Layout region records:

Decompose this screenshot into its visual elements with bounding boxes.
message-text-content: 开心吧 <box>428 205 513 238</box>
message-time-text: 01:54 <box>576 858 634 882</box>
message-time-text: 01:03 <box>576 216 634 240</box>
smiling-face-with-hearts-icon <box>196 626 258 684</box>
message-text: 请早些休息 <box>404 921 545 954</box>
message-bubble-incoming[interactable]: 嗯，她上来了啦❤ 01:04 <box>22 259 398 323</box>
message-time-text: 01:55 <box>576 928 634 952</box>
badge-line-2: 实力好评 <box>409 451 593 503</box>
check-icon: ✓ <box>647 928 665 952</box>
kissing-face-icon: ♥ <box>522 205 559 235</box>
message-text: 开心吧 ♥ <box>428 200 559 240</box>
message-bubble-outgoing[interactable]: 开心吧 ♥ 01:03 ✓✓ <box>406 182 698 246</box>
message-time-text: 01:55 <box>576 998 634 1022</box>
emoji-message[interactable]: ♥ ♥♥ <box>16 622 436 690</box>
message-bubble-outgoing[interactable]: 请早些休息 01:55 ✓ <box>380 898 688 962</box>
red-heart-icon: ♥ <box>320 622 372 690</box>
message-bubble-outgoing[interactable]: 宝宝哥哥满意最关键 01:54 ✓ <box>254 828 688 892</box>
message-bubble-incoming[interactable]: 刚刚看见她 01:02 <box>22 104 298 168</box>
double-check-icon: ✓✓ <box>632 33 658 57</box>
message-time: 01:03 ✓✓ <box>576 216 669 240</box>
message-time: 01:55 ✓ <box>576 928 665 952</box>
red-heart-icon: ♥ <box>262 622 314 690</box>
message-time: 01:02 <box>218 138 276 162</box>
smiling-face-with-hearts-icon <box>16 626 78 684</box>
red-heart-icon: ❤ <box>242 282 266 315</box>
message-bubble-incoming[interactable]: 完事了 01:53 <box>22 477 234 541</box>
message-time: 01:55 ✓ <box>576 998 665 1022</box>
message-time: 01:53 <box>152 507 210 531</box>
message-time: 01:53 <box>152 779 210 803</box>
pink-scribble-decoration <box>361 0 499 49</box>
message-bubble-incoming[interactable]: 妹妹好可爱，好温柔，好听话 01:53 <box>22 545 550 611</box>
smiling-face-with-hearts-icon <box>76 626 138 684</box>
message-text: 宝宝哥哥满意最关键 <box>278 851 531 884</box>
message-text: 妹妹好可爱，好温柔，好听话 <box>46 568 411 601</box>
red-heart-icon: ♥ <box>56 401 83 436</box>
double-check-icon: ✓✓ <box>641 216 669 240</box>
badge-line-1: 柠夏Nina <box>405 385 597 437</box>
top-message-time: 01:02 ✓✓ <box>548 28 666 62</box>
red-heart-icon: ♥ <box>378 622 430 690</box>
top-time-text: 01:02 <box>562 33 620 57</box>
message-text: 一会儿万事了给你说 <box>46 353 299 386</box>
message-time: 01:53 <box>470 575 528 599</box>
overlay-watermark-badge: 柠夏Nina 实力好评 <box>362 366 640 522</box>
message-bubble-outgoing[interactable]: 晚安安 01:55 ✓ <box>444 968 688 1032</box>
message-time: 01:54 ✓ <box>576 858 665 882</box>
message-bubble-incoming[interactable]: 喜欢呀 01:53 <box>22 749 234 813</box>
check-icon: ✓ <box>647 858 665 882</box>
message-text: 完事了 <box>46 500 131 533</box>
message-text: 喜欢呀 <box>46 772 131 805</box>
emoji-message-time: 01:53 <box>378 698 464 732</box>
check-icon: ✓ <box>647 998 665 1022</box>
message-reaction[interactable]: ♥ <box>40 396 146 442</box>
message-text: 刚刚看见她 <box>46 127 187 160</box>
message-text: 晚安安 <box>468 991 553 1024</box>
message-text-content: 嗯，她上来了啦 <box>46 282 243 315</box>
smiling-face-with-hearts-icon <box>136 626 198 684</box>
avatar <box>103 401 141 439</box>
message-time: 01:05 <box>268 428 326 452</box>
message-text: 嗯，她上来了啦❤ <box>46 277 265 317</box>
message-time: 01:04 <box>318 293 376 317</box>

WRITTEN INSTRUCTION: Reproduce the material above in full, swapping every instance of "red-heart-icon" for "heart-emoji" and leaving all else unchanged.

WRITTEN ANSWER:
Decompose this screenshot into its visual elements with bounding boxes.
message-text-content: 开心吧 <box>428 205 513 238</box>
message-time-text: 01:54 <box>576 858 634 882</box>
message-time-text: 01:03 <box>576 216 634 240</box>
smiling-face-with-hearts-icon <box>196 626 258 684</box>
message-text: 请早些休息 <box>404 921 545 954</box>
message-bubble-incoming[interactable]: 嗯，她上来了啦❤ 01:04 <box>22 259 398 323</box>
message-time-text: 01:55 <box>576 928 634 952</box>
badge-line-2: 实力好评 <box>409 451 593 503</box>
check-icon: ✓ <box>647 928 665 952</box>
kissing-face-icon: ♥ <box>522 205 559 235</box>
message-text: 开心吧 ♥ <box>428 200 559 240</box>
message-bubble-outgoing[interactable]: 开心吧 ♥ 01:03 ✓✓ <box>406 182 698 246</box>
message-time-text: 01:55 <box>576 998 634 1022</box>
emoji-message[interactable]: ♥ ♥♥ <box>16 622 436 690</box>
message-bubble-outgoing[interactable]: 请早些休息 01:55 ✓ <box>380 898 688 962</box>
heart-emoji: ♥ <box>320 622 372 690</box>
message-bubble-outgoing[interactable]: 宝宝哥哥满意最关键 01:54 ✓ <box>254 828 688 892</box>
message-bubble-incoming[interactable]: 刚刚看见她 01:02 <box>22 104 298 168</box>
double-check-icon: ✓✓ <box>632 33 658 57</box>
message-time: 01:03 ✓✓ <box>576 216 669 240</box>
message-time: 01:55 ✓ <box>576 928 665 952</box>
heart-emoji: ♥ <box>262 622 314 690</box>
message-time: 01:02 <box>218 138 276 162</box>
smiling-face-with-hearts-icon <box>16 626 78 684</box>
heart-emoji: ❤ <box>242 282 266 315</box>
message-bubble-incoming[interactable]: 完事了 01:53 <box>22 477 234 541</box>
message-time: 01:55 ✓ <box>576 998 665 1022</box>
message-time: 01:53 <box>152 507 210 531</box>
message-time: 01:53 <box>152 779 210 803</box>
pink-scribble-decoration <box>361 0 499 49</box>
message-bubble-incoming[interactable]: 妹妹好可爱，好温柔，好听话 01:53 <box>22 545 550 611</box>
smiling-face-with-hearts-icon <box>76 626 138 684</box>
message-text: 宝宝哥哥满意最关键 <box>278 851 531 884</box>
message-text: 妹妹好可爱，好温柔，好听话 <box>46 568 411 601</box>
heart-emoji: ♥ <box>56 401 83 436</box>
double-check-icon: ✓✓ <box>641 216 669 240</box>
badge-line-1: 柠夏Nina <box>405 385 597 437</box>
top-message-time: 01:02 ✓✓ <box>548 28 666 62</box>
heart-emoji: ♥ <box>378 622 430 690</box>
top-time-text: 01:02 <box>562 33 620 57</box>
message-text: 一会儿万事了给你说 <box>46 353 299 386</box>
message-time: 01:53 <box>470 575 528 599</box>
overlay-watermark-badge: 柠夏Nina 实力好评 <box>362 366 640 522</box>
message-bubble-outgoing[interactable]: 晚安安 01:55 ✓ <box>444 968 688 1032</box>
message-time: 01:54 ✓ <box>576 858 665 882</box>
message-bubble-incoming[interactable]: 喜欢呀 01:53 <box>22 749 234 813</box>
check-icon: ✓ <box>647 858 665 882</box>
message-text: 完事了 <box>46 500 131 533</box>
message-text: 喜欢呀 <box>46 772 131 805</box>
emoji-message-time: 01:53 <box>378 698 464 732</box>
check-icon: ✓ <box>647 998 665 1022</box>
message-reaction[interactable]: ♥ <box>40 396 146 442</box>
message-text: 刚刚看见她 <box>46 127 187 160</box>
message-text: 晚安安 <box>468 991 553 1024</box>
message-text-content: 嗯，她上来了啦 <box>46 282 243 315</box>
smiling-face-with-hearts-icon <box>136 626 198 684</box>
avatar <box>103 401 141 439</box>
message-time: 01:05 <box>268 428 326 452</box>
message-text: 嗯，她上来了啦❤ <box>46 277 265 317</box>
message-time: 01:04 <box>318 293 376 317</box>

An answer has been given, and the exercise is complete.